Written request: Copy out every line of the material below, putting "Contact Us" in place of each "Contact Info" and changing nothing else.

>>>>

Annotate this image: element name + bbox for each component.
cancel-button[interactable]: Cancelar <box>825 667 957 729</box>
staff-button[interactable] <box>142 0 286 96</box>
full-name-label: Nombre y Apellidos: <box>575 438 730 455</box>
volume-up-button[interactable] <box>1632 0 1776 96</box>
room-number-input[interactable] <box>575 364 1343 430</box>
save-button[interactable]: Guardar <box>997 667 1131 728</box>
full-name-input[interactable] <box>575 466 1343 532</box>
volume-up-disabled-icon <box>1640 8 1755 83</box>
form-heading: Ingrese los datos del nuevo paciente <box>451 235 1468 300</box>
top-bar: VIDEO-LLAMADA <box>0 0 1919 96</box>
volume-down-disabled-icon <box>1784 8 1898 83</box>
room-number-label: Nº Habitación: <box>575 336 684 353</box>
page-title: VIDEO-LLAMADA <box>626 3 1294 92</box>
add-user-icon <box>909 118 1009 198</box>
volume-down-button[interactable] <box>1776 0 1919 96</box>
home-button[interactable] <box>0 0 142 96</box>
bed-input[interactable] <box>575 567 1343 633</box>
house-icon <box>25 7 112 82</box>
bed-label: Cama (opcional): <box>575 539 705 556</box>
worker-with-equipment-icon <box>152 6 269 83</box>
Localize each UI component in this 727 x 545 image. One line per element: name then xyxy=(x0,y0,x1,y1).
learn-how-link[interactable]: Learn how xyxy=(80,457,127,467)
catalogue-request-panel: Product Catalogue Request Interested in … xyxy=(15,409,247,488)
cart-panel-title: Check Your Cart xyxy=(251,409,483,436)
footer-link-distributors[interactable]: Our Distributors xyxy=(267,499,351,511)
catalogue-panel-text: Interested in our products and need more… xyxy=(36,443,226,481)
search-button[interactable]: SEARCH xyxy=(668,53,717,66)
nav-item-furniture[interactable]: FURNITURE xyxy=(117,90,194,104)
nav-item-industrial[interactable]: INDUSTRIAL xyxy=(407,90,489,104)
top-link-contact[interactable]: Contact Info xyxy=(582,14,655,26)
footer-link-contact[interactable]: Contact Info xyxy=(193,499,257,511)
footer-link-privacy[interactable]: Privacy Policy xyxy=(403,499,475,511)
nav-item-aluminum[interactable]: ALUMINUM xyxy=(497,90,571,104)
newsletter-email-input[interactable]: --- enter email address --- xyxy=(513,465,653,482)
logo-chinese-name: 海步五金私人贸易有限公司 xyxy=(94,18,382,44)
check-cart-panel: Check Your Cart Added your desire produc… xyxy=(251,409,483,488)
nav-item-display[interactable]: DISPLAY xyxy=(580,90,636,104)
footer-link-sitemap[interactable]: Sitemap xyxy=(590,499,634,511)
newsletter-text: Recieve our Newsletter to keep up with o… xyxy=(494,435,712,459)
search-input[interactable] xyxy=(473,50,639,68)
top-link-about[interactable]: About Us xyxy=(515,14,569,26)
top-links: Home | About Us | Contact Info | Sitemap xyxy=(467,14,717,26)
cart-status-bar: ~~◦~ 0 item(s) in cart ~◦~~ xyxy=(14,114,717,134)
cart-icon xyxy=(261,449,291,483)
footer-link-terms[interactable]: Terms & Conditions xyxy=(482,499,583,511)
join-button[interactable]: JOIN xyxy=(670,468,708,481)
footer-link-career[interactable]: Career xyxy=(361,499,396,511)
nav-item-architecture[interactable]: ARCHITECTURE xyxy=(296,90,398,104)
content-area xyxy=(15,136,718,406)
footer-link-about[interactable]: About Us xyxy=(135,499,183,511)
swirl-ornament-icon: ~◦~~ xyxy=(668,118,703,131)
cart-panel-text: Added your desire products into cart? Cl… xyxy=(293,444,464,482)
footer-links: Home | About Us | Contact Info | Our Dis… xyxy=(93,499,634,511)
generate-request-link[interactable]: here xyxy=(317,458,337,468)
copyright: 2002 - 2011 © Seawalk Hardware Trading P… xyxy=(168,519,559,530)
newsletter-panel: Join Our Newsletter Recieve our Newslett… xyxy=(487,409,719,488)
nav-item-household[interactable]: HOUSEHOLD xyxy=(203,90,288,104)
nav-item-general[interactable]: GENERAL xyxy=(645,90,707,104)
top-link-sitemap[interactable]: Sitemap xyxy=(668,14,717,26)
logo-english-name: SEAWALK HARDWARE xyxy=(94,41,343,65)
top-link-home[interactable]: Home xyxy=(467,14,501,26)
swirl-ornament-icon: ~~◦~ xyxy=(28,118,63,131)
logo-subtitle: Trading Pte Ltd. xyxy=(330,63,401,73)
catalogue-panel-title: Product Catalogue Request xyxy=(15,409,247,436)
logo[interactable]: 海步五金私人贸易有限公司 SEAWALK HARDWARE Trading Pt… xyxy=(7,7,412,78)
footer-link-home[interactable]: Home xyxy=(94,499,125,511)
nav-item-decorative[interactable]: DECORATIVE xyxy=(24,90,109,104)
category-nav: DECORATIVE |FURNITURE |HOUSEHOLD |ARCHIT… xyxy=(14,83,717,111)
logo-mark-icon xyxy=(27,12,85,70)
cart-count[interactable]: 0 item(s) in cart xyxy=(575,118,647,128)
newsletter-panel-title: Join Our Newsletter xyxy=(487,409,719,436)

<<<<

Result of this exercise:
Annotate this image: element name + bbox for each component.
cancel-button[interactable]: Cancelar <box>825 667 957 729</box>
staff-button[interactable] <box>142 0 286 96</box>
full-name-label: Nombre y Apellidos: <box>575 438 730 455</box>
volume-up-button[interactable] <box>1632 0 1776 96</box>
room-number-input[interactable] <box>575 364 1343 430</box>
save-button[interactable]: Guardar <box>997 667 1131 728</box>
full-name-input[interactable] <box>575 466 1343 532</box>
volume-up-disabled-icon <box>1640 8 1755 83</box>
form-heading: Ingrese los datos del nuevo paciente <box>451 235 1468 300</box>
top-bar: VIDEO-LLAMADA <box>0 0 1919 96</box>
volume-down-disabled-icon <box>1784 8 1898 83</box>
room-number-label: Nº Habitación: <box>575 336 684 353</box>
page-title: VIDEO-LLAMADA <box>626 3 1294 92</box>
add-user-icon <box>909 118 1009 198</box>
volume-down-button[interactable] <box>1776 0 1919 96</box>
home-button[interactable] <box>0 0 142 96</box>
bed-input[interactable] <box>575 567 1343 633</box>
house-icon <box>25 7 112 82</box>
bed-label: Cama (opcional): <box>575 539 705 556</box>
worker-with-equipment-icon <box>152 6 269 83</box>
Localize each UI component in this 727 x 545 image. One line per element: name then xyxy=(x0,y0,x1,y1).
learn-how-link[interactable]: Learn how xyxy=(80,457,127,467)
catalogue-request-panel: Product Catalogue Request Interested in … xyxy=(15,409,247,488)
cart-panel-title: Check Your Cart xyxy=(251,409,483,436)
footer-link-distributors[interactable]: Our Distributors xyxy=(267,499,351,511)
catalogue-panel-text: Interested in our products and need more… xyxy=(36,443,226,481)
search-button[interactable]: SEARCH xyxy=(668,53,717,66)
nav-item-furniture[interactable]: FURNITURE xyxy=(117,90,194,104)
nav-item-industrial[interactable]: INDUSTRIAL xyxy=(407,90,489,104)
top-link-contact[interactable]: Contact Us xyxy=(582,14,655,26)
footer-link-contact[interactable]: Contact Us xyxy=(193,499,257,511)
footer-link-privacy[interactable]: Privacy Policy xyxy=(403,499,475,511)
nav-item-aluminum[interactable]: ALUMINUM xyxy=(497,90,571,104)
newsletter-email-input[interactable]: --- enter email address --- xyxy=(513,465,653,482)
logo-chinese-name: 海步五金私人贸易有限公司 xyxy=(94,18,382,44)
check-cart-panel: Check Your Cart Added your desire produc… xyxy=(251,409,483,488)
nav-item-display[interactable]: DISPLAY xyxy=(580,90,636,104)
footer-link-sitemap[interactable]: Sitemap xyxy=(590,499,634,511)
newsletter-text: Recieve our Newsletter to keep up with o… xyxy=(494,435,712,459)
search-input[interactable] xyxy=(473,50,639,68)
top-link-about[interactable]: About Us xyxy=(515,14,569,26)
top-links: Home | About Us | Contact Us | Sitemap xyxy=(467,14,717,26)
cart-status-bar: ~~◦~ 0 item(s) in cart ~◦~~ xyxy=(14,114,717,134)
cart-icon xyxy=(261,449,291,483)
footer-link-terms[interactable]: Terms & Conditions xyxy=(482,499,583,511)
join-button[interactable]: JOIN xyxy=(670,468,708,481)
footer-link-career[interactable]: Career xyxy=(361,499,396,511)
nav-item-architecture[interactable]: ARCHITECTURE xyxy=(296,90,398,104)
content-area xyxy=(15,136,718,406)
footer-link-about[interactable]: About Us xyxy=(135,499,183,511)
swirl-ornament-icon: ~◦~~ xyxy=(668,118,703,131)
cart-panel-text: Added your desire products into cart? Cl… xyxy=(293,444,464,482)
footer-links: Home | About Us | Contact Us | Our Dis… xyxy=(93,499,634,511)
generate-request-link[interactable]: here xyxy=(317,458,337,468)
copyright: 2002 - 2011 © Seawalk Hardware Trading P… xyxy=(168,519,559,530)
newsletter-panel: Join Our Newsletter Recieve our Newslett… xyxy=(487,409,719,488)
nav-item-household[interactable]: HOUSEHOLD xyxy=(203,90,288,104)
nav-item-general[interactable]: GENERAL xyxy=(645,90,707,104)
top-link-sitemap[interactable]: Sitemap xyxy=(668,14,717,26)
logo-english-name: SEAWALK HARDWARE xyxy=(94,41,343,65)
top-link-home[interactable]: Home xyxy=(467,14,501,26)
swirl-ornament-icon: ~~◦~ xyxy=(28,118,63,131)
logo-subtitle: Trading Pte Ltd. xyxy=(330,63,401,73)
catalogue-panel-title: Product Catalogue Request xyxy=(15,409,247,436)
logo[interactable]: 海步五金私人贸易有限公司 SEAWALK HARDWARE Trading Pt… xyxy=(7,7,412,78)
footer-link-home[interactable]: Home xyxy=(94,499,125,511)
nav-item-decorative[interactable]: DECORATIVE xyxy=(24,90,109,104)
category-nav: DECORATIVE |FURNITURE |HOUSEHOLD |ARCHIT… xyxy=(14,83,717,111)
logo-mark-icon xyxy=(27,12,85,70)
cart-count[interactable]: 0 item(s) in cart xyxy=(575,118,647,128)
newsletter-panel-title: Join Our Newsletter xyxy=(487,409,719,436)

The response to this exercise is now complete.